(Records from a collection of figures)

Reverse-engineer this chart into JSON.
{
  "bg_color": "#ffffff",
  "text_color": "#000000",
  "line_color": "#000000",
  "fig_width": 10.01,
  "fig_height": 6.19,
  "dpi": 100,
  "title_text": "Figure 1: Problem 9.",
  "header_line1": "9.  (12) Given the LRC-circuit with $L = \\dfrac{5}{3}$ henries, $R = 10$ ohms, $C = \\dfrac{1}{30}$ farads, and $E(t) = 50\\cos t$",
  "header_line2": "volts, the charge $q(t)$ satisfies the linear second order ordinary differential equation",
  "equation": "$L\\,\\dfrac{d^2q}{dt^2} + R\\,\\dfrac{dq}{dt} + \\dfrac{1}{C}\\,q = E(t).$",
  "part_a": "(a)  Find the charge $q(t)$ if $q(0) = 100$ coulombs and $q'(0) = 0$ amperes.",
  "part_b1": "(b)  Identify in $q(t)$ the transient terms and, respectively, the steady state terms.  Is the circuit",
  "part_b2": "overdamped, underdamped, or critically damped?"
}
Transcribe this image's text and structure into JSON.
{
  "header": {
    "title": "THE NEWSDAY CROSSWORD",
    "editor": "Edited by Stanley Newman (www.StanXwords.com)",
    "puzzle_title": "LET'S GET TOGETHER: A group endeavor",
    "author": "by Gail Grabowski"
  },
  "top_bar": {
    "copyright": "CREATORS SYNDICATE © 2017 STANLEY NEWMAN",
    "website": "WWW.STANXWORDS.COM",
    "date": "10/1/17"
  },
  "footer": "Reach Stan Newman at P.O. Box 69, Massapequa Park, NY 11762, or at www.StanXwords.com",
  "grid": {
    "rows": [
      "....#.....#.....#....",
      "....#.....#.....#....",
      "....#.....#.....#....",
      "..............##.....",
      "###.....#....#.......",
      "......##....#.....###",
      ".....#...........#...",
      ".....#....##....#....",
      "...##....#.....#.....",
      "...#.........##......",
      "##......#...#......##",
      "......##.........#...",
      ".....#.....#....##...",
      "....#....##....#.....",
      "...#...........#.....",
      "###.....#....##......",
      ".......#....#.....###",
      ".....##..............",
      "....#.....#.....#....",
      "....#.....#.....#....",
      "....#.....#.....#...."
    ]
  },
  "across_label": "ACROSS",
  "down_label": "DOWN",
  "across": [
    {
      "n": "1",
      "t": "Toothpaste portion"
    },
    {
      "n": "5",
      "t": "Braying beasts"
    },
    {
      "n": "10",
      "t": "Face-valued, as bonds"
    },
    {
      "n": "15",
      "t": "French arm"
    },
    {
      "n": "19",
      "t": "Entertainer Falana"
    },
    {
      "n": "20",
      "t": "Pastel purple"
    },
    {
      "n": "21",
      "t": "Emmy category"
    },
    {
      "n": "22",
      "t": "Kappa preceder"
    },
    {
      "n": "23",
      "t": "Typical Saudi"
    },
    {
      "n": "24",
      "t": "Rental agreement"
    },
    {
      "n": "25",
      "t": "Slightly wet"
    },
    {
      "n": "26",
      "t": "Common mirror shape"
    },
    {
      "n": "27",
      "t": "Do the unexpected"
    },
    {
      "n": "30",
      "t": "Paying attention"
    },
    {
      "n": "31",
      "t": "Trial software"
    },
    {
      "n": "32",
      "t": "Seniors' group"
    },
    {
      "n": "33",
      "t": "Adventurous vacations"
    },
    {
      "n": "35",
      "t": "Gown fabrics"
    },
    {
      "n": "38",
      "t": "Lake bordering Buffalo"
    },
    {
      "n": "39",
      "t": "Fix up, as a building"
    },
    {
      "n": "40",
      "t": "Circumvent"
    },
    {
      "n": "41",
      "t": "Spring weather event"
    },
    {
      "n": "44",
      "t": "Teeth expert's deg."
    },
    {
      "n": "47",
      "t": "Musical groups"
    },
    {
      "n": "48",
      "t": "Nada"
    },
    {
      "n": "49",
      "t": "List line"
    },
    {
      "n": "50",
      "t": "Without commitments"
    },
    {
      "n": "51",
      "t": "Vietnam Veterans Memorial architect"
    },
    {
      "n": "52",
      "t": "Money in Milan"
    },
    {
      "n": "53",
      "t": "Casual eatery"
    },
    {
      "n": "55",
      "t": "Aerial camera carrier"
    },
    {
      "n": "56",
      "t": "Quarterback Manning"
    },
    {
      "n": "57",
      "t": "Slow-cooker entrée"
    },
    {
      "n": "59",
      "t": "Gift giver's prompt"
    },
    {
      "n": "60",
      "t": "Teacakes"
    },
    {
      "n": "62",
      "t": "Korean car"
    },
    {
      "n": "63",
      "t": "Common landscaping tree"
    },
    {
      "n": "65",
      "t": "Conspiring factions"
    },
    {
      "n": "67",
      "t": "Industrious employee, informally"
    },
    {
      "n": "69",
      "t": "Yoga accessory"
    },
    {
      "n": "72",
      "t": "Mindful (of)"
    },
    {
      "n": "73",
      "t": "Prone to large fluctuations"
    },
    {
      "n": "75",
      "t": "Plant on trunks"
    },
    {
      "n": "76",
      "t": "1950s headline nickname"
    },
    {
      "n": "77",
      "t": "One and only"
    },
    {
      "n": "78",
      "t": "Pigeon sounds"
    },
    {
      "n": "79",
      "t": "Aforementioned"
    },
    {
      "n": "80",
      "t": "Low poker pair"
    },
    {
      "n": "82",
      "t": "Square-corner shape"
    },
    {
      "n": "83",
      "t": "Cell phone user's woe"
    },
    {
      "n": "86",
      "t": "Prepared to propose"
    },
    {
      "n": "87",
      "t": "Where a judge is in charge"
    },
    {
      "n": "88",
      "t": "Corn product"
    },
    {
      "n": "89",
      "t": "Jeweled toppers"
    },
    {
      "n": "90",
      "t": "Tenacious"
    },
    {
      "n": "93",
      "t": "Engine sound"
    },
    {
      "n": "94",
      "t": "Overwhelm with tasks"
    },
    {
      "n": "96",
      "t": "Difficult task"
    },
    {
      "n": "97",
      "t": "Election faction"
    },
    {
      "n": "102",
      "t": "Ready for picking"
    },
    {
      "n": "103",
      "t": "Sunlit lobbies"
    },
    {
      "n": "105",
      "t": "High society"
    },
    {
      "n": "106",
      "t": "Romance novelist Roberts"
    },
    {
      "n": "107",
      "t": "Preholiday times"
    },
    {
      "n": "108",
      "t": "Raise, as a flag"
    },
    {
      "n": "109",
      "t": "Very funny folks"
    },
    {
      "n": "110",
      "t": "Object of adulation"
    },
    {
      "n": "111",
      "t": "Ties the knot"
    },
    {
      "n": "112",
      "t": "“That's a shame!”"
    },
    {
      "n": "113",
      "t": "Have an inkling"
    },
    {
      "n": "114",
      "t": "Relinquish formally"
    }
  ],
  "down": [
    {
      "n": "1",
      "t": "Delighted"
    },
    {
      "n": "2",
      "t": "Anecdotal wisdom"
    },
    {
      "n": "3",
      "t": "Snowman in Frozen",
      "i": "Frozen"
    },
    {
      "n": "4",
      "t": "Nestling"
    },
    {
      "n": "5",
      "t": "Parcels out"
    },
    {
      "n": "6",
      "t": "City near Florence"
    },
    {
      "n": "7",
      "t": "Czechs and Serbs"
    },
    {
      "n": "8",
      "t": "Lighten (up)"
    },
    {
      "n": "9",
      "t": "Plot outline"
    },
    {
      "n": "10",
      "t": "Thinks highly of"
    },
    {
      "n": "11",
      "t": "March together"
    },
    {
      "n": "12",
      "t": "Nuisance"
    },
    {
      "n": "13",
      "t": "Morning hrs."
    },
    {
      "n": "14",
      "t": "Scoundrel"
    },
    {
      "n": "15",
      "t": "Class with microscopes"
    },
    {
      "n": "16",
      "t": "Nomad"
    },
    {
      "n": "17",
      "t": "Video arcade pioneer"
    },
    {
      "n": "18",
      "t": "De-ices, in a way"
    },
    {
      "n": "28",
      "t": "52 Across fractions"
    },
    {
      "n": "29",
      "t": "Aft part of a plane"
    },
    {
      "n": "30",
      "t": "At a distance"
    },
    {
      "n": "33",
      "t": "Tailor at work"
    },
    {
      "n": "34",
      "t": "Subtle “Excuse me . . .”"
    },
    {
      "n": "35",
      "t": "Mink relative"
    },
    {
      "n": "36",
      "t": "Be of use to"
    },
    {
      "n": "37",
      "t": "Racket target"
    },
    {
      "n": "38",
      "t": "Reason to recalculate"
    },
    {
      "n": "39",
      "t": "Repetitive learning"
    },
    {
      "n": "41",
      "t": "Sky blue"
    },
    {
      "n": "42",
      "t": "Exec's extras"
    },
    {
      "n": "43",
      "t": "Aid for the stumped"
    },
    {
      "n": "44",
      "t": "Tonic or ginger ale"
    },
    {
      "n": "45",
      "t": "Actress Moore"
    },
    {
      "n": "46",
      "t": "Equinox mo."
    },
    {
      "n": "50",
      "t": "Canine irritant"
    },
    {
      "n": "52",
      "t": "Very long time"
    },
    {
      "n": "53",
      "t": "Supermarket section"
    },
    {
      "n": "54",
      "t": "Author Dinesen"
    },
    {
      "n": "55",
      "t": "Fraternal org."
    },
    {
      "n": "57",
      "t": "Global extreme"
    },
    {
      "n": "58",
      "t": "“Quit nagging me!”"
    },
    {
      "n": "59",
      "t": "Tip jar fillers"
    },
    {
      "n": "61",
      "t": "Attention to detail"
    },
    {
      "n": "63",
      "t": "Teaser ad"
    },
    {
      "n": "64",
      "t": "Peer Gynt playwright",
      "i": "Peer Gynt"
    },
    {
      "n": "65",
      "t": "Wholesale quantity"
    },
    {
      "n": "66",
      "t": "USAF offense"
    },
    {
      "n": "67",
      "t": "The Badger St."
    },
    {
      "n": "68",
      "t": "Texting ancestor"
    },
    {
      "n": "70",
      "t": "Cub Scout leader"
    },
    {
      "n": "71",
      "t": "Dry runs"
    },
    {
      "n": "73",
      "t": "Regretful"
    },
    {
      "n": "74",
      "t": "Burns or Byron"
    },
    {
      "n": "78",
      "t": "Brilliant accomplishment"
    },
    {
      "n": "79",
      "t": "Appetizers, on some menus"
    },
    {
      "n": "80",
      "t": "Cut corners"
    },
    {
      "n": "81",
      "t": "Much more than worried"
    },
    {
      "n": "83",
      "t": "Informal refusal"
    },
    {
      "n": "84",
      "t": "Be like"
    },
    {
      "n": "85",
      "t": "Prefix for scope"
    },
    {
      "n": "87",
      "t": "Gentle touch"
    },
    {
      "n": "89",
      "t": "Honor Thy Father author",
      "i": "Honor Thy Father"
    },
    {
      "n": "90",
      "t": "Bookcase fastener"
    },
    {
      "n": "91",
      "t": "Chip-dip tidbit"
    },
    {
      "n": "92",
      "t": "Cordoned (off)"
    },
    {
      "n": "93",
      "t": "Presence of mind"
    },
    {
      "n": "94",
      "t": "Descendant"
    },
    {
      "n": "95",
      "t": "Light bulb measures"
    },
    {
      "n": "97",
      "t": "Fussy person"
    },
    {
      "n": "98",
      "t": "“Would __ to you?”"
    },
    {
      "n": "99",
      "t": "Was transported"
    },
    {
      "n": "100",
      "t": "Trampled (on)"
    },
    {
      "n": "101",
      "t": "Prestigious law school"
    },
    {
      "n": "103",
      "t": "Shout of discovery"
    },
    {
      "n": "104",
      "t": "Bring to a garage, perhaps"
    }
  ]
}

## YOUR OBJECTIVE
A single figure is required: the number of lines above in which the word "dfrac" occurs.

## FINISHED ANSWER
2